## PROBLEM REQUIREMENTS
Within the records that follow, find every line containing the string "part". Copy those lines.

** Begin SUPPLIED DATA **

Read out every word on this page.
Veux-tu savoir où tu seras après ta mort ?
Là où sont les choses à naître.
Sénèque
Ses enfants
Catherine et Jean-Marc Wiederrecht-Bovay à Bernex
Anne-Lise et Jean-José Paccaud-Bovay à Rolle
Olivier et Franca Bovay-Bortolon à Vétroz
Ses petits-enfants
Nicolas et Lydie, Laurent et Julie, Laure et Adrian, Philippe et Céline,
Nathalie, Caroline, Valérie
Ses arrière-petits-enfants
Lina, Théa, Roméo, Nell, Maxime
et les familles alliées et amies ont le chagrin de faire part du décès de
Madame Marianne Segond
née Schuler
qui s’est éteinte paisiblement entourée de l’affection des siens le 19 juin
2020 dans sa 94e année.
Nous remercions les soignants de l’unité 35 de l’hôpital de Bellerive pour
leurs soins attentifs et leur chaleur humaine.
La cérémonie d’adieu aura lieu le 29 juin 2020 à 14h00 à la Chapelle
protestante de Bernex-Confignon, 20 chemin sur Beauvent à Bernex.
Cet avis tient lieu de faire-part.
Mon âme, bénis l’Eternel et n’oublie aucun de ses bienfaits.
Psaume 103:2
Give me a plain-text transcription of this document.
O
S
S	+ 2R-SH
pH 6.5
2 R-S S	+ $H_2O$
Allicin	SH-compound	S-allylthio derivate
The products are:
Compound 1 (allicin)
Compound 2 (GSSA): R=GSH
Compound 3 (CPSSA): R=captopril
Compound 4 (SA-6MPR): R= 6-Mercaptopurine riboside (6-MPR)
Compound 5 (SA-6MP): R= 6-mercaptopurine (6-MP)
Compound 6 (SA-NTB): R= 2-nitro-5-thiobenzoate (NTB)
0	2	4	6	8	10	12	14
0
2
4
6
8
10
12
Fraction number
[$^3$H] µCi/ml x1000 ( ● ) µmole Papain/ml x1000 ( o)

** End SUPPLIED DATA **

## RESULT
et les familles alliées et amies ont le chagrin de faire part du décès de
Cet avis tient lieu de faire-part.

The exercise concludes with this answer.